## STATED EXERCISE
Copy the records below exactly, leaving out any pictures.

## EXTRACTED ENTRIES
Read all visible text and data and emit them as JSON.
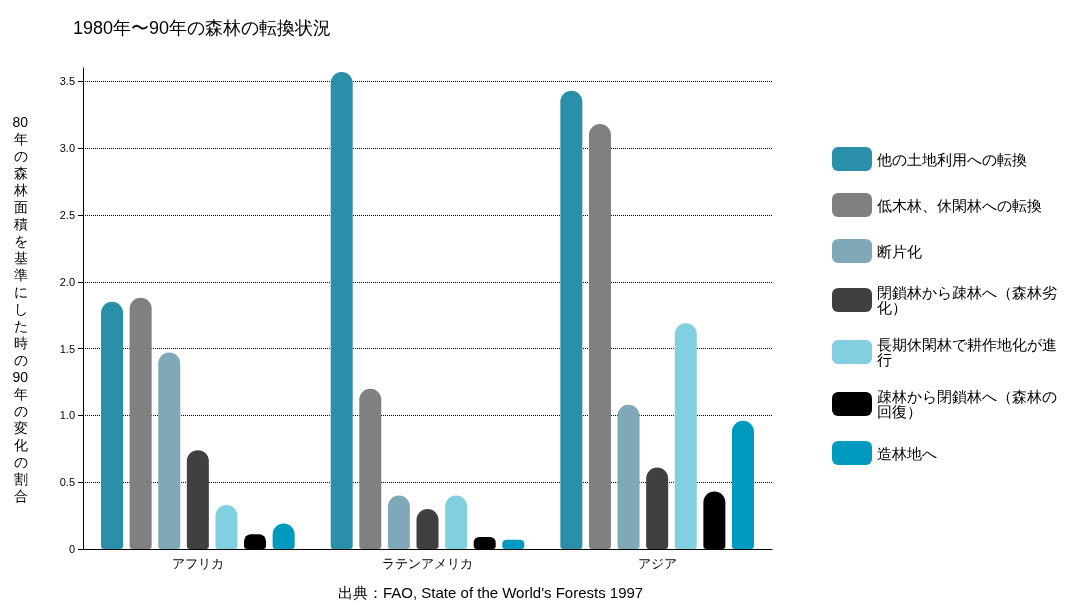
{
  "chart_data": {
    "type": "bar",
    "title": "1980年〜90年の森林の転換状況",
    "ylabel": "80年の森林面積を基準にした時の90年の変化の割合",
    "categories": [
      "アフリカ",
      "ラテンアメリカ",
      "アジア"
    ],
    "series": [
      {
        "name": "他の土地利用への転換",
        "color": "#2a8fa8",
        "values": [
          1.85,
          3.57,
          3.43
        ]
      },
      {
        "name": "低木林、休閑林への転換",
        "color": "#808080",
        "values": [
          1.88,
          1.2,
          3.18
        ]
      },
      {
        "name": "断片化",
        "color": "#7fa9b8",
        "values": [
          1.47,
          0.4,
          1.08
        ]
      },
      {
        "name": "閉鎖林から疎林へ（森林劣化）",
        "color": "#404040",
        "values": [
          0.74,
          0.3,
          0.61
        ]
      },
      {
        "name": "長期休閑林で耕作地化が進行",
        "color": "#80d0e0",
        "values": [
          0.33,
          0.4,
          1.69
        ]
      },
      {
        "name": "疎林から閉鎖林へ（森林の回復）",
        "color": "#000000",
        "values": [
          0.11,
          0.09,
          0.43
        ]
      },
      {
        "name": "造林地へ",
        "color": "#0099c0",
        "values": [
          0.19,
          0.07,
          0.96
        ]
      }
    ],
    "ylim": [
      0,
      3.6
    ],
    "yticks": [
      {
        "value": 0,
        "label": "0"
      },
      0.5,
      {
        "value": 1,
        "label": "1.0"
      },
      1.5,
      {
        "value": 2,
        "label": "2.0"
      },
      2.5,
      {
        "value": 3,
        "label": "3.0"
      },
      3.5
    ],
    "grid": "y",
    "legend": "right",
    "annotations": [
      "出典：FAO, State of the World's Forests 1997"
    ]
  }
}
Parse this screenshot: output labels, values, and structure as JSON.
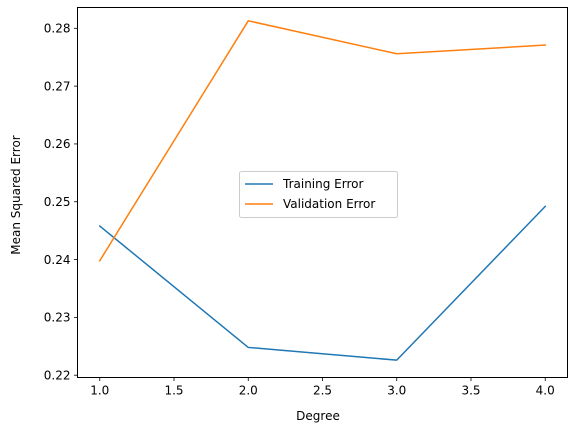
{
  "chart_data": {
    "type": "line",
    "title": "",
    "xlabel": "Degree",
    "ylabel": "Mean Squared Error",
    "x": [
      1,
      2,
      3,
      4
    ],
    "xlim": [
      0.85,
      4.15
    ],
    "ylim": [
      0.2196,
      0.2836
    ],
    "xticks": [
      1.0,
      1.5,
      2.0,
      2.5,
      3.0,
      3.5,
      4.0
    ],
    "xtick_labels": [
      "1.0",
      "1.5",
      "2.0",
      "2.5",
      "3.0",
      "3.5",
      "4.0"
    ],
    "yticks": [
      0.22,
      0.23,
      0.24,
      0.25,
      0.26,
      0.27,
      0.28
    ],
    "ytick_labels": [
      "0.22",
      "0.23",
      "0.24",
      "0.25",
      "0.26",
      "0.27",
      "0.28"
    ],
    "grid": false,
    "legend_position": "center",
    "series": [
      {
        "name": "Training Error",
        "color": "#1f77b4",
        "values": [
          0.2458,
          0.2248,
          0.2226,
          0.2492
        ]
      },
      {
        "name": "Validation Error",
        "color": "#ff7f0e",
        "values": [
          0.2398,
          0.2813,
          0.2756,
          0.2771
        ]
      }
    ]
  }
}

## OUTPUT FOR THIS EXERCISE
Read all visible text and data and emit them as JSON.
{
  "chart_data": {
    "type": "bar",
    "title": "1980年〜90年の森林の転換状況",
    "ylabel": "80年の森林面積を基準にした時の90年の変化の割合",
    "categories": [
      "アフリカ",
      "ラテンアメリカ",
      "アジア"
    ],
    "series": [
      {
        "name": "他の土地利用への転換",
        "color": "#2a8fa8",
        "values": [
          1.85,
          3.57,
          3.43
        ]
      },
      {
        "name": "低木林、休閑林への転換",
        "color": "#808080",
        "values": [
          1.88,
          1.2,
          3.18
        ]
      },
      {
        "name": "断片化",
        "color": "#7fa9b8",
        "values": [
          1.47,
          0.4,
          1.08
        ]
      },
      {
        "name": "閉鎖林から疎林へ（森林劣化）",
        "color": "#404040",
        "values": [
          0.74,
          0.3,
          0.61
        ]
      },
      {
        "name": "長期休閑林で耕作地化が進行",
        "color": "#80d0e0",
        "values": [
          0.33,
          0.4,
          1.69
        ]
      },
      {
        "name": "疎林から閉鎖林へ（森林の回復）",
        "color": "#000000",
        "values": [
          0.11,
          0.09,
          0.43
        ]
      },
      {
        "name": "造林地へ",
        "color": "#0099c0",
        "values": [
          0.19,
          0.07,
          0.96
        ]
      }
    ],
    "ylim": [
      0,
      3.6
    ],
    "yticks": [
      {
        "value": 0,
        "label": "0"
      },
      0.5,
      {
        "value": 1,
        "label": "1.0"
      },
      1.5,
      {
        "value": 2,
        "label": "2.0"
      },
      2.5,
      {
        "value": 3,
        "label": "3.0"
      },
      3.5
    ],
    "grid": "y",
    "legend": "right",
    "annotations": [
      "出典：FAO, State of the World's Forests 1997"
    ]
  }
}
Parse this screenshot: output labels, values, and structure as JSON.
{
  "chart_data": {
    "type": "line",
    "title": "",
    "xlabel": "Degree",
    "ylabel": "Mean Squared Error",
    "x": [
      1,
      2,
      3,
      4
    ],
    "xlim": [
      0.85,
      4.15
    ],
    "ylim": [
      0.2196,
      0.2836
    ],
    "xticks": [
      1.0,
      1.5,
      2.0,
      2.5,
      3.0,
      3.5,
      4.0
    ],
    "xtick_labels": [
      "1.0",
      "1.5",
      "2.0",
      "2.5",
      "3.0",
      "3.5",
      "4.0"
    ],
    "yticks": [
      0.22,
      0.23,
      0.24,
      0.25,
      0.26,
      0.27,
      0.28
    ],
    "ytick_labels": [
      "0.22",
      "0.23",
      "0.24",
      "0.25",
      "0.26",
      "0.27",
      "0.28"
    ],
    "grid": false,
    "legend_position": "center",
    "series": [
      {
        "name": "Training Error",
        "color": "#1f77b4",
        "values": [
          0.2458,
          0.2248,
          0.2226,
          0.2492
        ]
      },
      {
        "name": "Validation Error",
        "color": "#ff7f0e",
        "values": [
          0.2398,
          0.2813,
          0.2756,
          0.2771
        ]
      }
    ]
  }
}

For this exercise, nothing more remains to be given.